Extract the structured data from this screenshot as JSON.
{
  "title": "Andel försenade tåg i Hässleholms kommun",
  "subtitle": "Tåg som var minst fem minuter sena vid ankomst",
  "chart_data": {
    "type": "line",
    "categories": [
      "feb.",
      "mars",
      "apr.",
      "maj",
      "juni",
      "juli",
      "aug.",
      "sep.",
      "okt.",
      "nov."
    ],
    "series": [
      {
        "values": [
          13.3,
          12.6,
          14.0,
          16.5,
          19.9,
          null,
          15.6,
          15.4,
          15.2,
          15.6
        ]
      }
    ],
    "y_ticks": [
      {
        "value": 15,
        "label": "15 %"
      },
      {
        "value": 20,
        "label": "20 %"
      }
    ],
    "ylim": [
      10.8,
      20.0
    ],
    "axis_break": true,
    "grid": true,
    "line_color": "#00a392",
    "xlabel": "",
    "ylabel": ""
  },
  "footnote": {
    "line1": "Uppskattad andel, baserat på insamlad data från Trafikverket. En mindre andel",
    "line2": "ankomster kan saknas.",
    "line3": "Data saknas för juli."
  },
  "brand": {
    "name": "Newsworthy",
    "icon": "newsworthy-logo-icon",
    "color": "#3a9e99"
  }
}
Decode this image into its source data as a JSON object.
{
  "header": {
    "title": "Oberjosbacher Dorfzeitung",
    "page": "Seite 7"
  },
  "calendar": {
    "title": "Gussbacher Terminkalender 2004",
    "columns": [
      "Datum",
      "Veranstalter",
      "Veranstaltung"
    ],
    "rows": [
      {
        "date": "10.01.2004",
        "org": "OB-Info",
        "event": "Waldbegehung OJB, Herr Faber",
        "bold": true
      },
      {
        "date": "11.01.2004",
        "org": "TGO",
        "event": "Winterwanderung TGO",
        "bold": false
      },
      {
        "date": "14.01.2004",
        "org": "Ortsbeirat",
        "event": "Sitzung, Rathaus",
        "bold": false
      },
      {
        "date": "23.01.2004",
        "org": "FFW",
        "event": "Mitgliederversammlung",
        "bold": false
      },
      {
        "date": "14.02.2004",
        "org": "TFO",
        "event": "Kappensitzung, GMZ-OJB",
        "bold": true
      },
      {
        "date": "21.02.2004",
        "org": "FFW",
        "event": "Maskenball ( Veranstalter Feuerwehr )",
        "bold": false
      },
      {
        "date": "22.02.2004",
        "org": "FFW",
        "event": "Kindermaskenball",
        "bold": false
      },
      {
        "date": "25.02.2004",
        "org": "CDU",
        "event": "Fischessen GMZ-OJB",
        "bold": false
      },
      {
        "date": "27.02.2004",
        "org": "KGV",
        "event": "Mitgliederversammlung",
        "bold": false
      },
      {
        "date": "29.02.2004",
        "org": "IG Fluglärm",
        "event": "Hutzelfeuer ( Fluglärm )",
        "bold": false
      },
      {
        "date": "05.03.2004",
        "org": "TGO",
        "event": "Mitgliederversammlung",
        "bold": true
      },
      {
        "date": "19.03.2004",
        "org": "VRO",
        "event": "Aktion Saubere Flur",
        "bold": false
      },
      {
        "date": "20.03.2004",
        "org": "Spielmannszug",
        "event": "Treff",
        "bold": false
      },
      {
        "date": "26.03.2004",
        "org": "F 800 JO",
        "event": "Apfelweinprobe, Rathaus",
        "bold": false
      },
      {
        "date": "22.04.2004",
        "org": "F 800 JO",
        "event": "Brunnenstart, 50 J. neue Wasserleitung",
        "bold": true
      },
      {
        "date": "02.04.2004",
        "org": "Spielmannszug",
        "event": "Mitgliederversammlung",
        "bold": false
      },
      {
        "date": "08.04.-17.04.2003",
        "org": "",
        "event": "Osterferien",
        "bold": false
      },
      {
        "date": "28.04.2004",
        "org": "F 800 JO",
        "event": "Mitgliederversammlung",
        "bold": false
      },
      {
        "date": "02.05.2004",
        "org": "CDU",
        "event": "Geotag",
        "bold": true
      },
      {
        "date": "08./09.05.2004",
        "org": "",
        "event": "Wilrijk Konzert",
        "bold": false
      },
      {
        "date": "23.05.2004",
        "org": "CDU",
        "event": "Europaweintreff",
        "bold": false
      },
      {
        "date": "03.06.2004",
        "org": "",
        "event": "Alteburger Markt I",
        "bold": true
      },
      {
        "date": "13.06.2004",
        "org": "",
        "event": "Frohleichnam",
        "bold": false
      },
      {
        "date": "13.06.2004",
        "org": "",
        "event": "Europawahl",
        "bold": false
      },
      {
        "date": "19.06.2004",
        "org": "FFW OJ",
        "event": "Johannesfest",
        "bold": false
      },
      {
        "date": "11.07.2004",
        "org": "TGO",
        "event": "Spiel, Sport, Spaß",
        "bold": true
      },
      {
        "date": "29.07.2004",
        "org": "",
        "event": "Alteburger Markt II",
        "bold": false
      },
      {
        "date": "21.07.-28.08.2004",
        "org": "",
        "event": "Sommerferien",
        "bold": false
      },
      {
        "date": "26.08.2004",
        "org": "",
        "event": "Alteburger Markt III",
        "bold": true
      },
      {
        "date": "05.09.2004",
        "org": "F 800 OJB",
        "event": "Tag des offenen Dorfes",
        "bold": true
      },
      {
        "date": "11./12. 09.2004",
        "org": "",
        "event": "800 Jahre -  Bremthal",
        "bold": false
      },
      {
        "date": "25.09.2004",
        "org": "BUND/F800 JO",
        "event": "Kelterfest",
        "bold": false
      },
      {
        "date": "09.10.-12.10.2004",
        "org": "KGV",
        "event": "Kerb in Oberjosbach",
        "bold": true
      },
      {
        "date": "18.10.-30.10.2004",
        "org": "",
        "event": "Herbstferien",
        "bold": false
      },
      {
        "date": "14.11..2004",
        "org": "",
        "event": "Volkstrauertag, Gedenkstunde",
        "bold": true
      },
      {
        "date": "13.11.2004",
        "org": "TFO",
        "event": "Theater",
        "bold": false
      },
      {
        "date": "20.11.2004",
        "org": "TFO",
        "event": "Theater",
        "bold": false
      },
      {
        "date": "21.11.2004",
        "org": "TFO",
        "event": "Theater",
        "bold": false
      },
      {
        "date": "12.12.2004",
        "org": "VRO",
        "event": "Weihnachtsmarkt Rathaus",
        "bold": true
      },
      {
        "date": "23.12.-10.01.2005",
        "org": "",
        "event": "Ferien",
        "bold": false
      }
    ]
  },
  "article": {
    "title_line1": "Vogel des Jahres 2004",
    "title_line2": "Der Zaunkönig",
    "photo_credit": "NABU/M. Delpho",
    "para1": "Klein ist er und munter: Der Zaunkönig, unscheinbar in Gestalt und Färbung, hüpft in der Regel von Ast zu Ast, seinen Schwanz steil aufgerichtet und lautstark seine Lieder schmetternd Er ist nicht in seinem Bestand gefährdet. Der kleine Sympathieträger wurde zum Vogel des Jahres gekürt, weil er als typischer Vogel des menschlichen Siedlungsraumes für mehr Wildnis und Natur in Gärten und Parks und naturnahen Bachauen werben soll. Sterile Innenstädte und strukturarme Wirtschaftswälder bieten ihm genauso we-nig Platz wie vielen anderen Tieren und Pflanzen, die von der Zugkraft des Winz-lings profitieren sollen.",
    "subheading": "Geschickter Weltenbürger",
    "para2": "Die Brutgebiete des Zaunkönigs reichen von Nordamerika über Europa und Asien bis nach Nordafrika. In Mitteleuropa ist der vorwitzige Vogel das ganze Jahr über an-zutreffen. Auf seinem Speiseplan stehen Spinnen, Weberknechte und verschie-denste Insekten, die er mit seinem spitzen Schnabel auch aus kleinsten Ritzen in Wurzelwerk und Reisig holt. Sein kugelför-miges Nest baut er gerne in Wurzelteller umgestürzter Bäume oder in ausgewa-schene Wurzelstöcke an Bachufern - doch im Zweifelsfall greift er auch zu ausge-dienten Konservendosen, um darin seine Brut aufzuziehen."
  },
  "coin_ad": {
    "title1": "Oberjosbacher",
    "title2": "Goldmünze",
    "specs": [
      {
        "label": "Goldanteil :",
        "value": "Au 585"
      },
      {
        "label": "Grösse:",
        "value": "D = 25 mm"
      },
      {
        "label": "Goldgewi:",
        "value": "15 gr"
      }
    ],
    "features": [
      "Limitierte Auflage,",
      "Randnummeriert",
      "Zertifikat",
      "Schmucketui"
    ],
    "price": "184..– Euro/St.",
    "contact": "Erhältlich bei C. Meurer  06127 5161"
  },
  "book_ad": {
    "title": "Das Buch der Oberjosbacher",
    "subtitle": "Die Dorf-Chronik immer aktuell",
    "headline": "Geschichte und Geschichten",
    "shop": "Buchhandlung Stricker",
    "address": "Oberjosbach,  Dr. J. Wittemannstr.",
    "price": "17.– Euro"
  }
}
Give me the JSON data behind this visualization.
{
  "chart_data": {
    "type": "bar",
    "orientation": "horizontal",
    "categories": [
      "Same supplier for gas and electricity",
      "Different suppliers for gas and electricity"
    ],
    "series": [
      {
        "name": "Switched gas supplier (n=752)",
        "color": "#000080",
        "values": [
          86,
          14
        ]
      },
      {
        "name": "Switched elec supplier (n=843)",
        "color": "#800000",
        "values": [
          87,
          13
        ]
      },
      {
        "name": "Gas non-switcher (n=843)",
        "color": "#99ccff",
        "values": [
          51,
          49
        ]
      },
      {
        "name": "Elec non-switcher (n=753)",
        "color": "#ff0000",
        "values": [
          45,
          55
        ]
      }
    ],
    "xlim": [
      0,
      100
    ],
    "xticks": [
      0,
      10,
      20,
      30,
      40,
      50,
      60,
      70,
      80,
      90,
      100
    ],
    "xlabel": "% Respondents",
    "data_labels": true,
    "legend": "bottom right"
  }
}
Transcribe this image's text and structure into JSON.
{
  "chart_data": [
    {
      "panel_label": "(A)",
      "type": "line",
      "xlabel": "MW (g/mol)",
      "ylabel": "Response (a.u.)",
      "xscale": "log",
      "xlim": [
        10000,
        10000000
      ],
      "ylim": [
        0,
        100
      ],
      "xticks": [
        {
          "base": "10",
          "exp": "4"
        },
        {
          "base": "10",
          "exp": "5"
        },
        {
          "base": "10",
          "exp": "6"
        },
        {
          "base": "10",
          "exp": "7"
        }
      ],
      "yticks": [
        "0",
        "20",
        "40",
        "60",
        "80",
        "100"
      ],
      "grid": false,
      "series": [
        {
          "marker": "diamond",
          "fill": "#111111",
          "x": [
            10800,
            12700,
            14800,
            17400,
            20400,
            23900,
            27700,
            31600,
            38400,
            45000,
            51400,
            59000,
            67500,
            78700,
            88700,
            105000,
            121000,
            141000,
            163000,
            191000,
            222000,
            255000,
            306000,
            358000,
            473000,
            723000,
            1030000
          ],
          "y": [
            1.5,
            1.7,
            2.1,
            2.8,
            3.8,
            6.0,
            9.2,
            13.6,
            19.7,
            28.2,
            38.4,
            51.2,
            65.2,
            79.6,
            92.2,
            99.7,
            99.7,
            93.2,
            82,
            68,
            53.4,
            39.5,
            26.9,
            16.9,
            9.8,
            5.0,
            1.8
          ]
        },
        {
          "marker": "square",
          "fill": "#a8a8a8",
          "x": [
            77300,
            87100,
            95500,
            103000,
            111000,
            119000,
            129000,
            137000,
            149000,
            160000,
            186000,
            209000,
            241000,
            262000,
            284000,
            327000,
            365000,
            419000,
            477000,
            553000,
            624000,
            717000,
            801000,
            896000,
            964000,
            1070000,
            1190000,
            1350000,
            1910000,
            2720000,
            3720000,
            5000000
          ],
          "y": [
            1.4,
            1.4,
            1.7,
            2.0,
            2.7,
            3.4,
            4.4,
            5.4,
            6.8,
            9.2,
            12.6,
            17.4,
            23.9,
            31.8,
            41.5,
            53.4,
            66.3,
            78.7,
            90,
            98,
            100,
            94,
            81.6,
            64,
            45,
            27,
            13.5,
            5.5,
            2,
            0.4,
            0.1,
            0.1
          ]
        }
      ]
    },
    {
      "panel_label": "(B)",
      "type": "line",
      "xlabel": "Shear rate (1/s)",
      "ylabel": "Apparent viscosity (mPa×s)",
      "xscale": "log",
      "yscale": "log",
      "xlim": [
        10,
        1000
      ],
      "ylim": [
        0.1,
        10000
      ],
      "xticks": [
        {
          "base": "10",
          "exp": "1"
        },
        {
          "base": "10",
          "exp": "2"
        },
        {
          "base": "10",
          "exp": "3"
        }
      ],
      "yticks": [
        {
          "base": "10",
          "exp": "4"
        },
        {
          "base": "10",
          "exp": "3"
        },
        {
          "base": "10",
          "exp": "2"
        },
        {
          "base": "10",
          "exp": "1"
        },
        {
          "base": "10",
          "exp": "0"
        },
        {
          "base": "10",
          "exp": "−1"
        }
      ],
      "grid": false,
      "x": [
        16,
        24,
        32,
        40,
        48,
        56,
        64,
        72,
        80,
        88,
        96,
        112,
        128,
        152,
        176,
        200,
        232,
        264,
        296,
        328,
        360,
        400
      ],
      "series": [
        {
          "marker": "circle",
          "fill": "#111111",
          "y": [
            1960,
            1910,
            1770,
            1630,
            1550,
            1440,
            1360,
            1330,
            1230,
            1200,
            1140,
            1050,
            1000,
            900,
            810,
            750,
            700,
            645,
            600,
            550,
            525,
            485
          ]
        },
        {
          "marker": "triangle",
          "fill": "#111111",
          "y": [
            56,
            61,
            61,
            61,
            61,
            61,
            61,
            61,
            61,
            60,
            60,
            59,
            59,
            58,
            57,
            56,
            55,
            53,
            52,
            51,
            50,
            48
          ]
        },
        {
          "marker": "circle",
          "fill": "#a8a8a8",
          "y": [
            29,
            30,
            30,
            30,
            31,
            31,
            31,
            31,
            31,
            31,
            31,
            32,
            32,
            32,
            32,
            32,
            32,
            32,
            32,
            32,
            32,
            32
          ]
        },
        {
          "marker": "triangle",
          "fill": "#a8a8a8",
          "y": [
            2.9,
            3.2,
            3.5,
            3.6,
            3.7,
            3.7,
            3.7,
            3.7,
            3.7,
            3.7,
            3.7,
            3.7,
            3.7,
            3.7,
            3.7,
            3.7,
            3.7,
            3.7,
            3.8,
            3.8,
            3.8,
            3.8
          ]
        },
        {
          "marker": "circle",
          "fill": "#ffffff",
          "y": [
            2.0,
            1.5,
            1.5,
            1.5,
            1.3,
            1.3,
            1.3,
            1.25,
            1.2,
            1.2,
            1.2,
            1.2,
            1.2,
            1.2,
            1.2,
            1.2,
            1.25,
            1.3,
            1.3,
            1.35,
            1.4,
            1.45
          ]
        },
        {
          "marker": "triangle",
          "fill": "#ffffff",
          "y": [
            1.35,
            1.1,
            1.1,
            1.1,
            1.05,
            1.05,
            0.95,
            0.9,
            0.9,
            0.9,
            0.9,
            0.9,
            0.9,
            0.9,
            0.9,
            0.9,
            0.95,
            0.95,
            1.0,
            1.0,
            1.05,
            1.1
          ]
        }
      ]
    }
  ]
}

# [WHAT IS ASKED]
Copy every line above that holds the word "image".

# [TASK ANSWER]
Decode this image into its source data as a JSON object.
Transcribe this image's text and structure into JSON.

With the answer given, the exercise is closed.